Sign by Hudson River warning against eating contaminated fish.
According to the report, "Fish not only absorb PCBs directly from the river water but are also exposed through the ingestion of contaminated prey, such as insects, crayfish, and smaller fish...New York State's 'eat none' advisory and the restriction on taking fish for this section of the Upper Hudson has been in place for 36 years." (NOAA)

JAN. 16, 2013 — The Hudson River Natural Resource Trustees, including NOAA, released a report today outlining the magnitude of toxic chemical pollution in New York's Hudson River. The report, "PCB Contamination of the Hudson River Ecosystem" [PDF], documents six years of data and analysis showing that the Hudson River, for more than 200 miles below Hudson Falls, N.Y., is extensively contaminated with polychlorinated biphenyls (PCBs).


Starting in 1947 and for approximately 30 years, manufacturing plants operated by General Electric Company (GE) discharged PCBs into the upper Hudson River, with additional releases of PCBs occurring as well. According to the report, PCBs are a "group of highly toxic compounds that are known to cause cancer, birth defects, reproductive dysfunction, growth impairment, behavioral changes, hormonal imbalances, damage to the developing brain, and increased susceptibility to disease in animals." Hazardous at even very low levels, they make their way up the food chain and become stored in the tissues of wildlife and fish, posing a health threat if people consume them. Analysis of the river from 2002 to 2008 shows that PCBs permeate nearly every part of the river: surface waters, sediments, floodplain soils, fish, birds, wildlife, and other natural resources.


The report further documents decades of high levels of PCBs and likely harmful effects on living organisms exposed to the contamination in the Hudson River. PCB levels in fish were often 10 or more times the U.S. Food and Drug Administration's (FDA) standards for safe consumption (p. 10) and in water samples tested "10 to 10,000 times higher than that deemed safe for aquatic life, fish-eating wildlife and human consumers of fish" (p. 5). As a result of this pollution, the public has lost the use of these natural resources, for example, due to restrictions and advisories for catching and eating fish and navigational losses due to contamination of the Champlain Canal. A Hudson River PCB Forum also was held on January 16, 2013 at Marist College in Poughkeepsie, N.Y. The intent of the forum was to provide mid-Hudson communities with an update on the PCB dredging project and restoration planning by the Natural Resource Trustees.

**Listed entries**.
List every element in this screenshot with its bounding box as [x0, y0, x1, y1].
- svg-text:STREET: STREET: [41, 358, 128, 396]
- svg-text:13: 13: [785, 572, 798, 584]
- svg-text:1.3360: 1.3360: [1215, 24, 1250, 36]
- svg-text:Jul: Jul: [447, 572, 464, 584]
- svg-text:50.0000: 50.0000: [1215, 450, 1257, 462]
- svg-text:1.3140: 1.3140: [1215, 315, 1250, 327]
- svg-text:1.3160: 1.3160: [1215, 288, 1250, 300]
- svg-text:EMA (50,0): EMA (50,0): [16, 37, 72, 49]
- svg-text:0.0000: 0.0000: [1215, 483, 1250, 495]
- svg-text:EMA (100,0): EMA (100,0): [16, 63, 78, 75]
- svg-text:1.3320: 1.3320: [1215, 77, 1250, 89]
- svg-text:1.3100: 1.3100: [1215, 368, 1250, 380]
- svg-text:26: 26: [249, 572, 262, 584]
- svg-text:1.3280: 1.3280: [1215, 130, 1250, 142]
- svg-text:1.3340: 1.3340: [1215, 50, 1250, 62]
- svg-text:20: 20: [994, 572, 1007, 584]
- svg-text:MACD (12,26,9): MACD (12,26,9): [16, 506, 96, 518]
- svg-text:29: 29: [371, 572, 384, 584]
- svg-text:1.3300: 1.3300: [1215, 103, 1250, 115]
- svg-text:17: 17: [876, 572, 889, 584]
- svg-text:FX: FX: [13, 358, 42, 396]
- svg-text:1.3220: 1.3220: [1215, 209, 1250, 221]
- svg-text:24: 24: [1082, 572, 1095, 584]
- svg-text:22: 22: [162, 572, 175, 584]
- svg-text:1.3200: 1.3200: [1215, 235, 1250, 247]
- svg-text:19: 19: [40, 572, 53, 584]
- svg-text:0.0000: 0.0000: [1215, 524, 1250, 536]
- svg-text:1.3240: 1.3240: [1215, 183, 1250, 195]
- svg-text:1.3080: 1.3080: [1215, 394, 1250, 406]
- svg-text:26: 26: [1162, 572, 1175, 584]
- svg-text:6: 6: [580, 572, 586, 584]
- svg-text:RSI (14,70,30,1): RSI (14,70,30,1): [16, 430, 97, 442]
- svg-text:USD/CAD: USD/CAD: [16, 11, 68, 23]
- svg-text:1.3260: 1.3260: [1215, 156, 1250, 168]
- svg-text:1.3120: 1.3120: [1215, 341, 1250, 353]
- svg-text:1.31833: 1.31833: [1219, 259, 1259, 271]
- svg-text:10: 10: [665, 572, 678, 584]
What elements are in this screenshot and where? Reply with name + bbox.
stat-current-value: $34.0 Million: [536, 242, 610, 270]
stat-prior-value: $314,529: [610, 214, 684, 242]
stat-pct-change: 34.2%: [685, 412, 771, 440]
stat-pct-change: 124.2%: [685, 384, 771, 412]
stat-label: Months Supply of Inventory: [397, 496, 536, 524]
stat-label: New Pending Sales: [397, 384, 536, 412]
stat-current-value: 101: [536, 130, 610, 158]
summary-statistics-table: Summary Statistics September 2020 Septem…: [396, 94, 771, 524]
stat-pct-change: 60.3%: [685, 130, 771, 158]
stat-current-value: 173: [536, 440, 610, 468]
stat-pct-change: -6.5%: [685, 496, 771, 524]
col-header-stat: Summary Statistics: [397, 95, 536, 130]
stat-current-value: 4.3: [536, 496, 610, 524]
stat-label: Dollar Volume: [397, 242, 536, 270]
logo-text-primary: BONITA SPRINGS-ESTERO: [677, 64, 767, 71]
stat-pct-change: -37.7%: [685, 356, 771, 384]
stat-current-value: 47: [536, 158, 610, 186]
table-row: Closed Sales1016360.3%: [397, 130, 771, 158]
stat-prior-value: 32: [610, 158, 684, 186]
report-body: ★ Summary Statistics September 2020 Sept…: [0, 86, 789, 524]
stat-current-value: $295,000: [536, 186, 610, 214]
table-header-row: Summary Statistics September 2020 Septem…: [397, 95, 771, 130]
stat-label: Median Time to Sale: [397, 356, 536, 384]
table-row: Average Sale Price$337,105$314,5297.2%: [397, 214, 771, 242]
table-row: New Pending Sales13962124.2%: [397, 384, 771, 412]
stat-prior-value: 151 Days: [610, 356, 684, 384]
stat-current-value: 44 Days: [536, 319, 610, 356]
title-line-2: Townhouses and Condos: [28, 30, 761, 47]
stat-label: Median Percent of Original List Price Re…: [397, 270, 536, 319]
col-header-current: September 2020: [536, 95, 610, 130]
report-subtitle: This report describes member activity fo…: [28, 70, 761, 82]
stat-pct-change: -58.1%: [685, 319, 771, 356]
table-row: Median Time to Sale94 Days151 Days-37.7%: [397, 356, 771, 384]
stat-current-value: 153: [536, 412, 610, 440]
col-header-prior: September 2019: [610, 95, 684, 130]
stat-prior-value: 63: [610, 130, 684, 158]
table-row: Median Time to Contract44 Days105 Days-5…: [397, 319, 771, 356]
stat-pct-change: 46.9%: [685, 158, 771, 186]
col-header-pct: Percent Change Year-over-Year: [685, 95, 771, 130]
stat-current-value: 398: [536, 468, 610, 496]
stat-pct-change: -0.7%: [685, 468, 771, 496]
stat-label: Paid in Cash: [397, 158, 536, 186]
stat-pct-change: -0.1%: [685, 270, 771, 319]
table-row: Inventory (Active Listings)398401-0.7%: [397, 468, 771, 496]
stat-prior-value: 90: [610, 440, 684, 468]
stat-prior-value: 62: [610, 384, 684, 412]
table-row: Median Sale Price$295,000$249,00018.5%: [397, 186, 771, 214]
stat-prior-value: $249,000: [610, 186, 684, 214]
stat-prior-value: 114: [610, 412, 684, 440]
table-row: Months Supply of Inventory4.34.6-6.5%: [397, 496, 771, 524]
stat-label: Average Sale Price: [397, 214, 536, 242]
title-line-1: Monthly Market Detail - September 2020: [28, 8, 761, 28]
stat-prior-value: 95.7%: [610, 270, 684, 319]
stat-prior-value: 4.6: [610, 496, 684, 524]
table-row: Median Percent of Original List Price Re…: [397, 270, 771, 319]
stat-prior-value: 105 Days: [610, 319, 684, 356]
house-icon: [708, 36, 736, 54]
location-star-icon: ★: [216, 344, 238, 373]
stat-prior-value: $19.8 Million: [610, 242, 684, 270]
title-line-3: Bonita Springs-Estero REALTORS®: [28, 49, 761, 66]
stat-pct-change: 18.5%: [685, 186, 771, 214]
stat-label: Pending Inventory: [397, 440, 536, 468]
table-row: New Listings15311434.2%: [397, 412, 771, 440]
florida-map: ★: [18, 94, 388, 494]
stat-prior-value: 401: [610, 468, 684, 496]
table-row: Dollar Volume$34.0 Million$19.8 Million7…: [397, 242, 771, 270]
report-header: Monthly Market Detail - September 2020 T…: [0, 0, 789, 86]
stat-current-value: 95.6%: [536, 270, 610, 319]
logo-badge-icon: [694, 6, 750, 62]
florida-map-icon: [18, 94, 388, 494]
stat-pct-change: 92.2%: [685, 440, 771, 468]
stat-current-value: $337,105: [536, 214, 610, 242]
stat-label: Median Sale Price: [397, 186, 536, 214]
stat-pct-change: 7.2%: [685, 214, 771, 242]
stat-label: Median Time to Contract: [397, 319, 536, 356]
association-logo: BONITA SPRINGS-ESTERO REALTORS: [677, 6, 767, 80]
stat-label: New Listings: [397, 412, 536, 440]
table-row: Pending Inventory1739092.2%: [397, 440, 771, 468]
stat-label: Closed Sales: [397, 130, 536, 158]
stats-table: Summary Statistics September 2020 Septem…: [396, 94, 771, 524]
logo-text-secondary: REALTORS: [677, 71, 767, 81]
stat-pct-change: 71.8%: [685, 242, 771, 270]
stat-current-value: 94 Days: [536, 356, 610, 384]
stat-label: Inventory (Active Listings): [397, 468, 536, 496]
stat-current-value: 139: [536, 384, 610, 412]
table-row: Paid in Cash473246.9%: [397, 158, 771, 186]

**Activity**.
Copy the passage of the text about Hudson River PCBs between "JAN. 16, 2013" and "polychlorinated biphenyls (PCBs).", inclusive, substituting "seven years" for "six years". Rely only on the text about Hudson River PCBs.

**Result**.
JAN. 16, 2013 — The Hudson River Natural Resource Trustees, including NOAA, released a report today outlining the magnitude of toxic chemical pollution in New York's Hudson River. The report, "PCB Contamination of the Hudson River Ecosystem" [PDF], documents seven years of data and analysis showing that the Hudson River, for more than 200 miles below Hudson Falls, N.Y., is extensively contaminated with polychlorinated biphenyls (PCBs).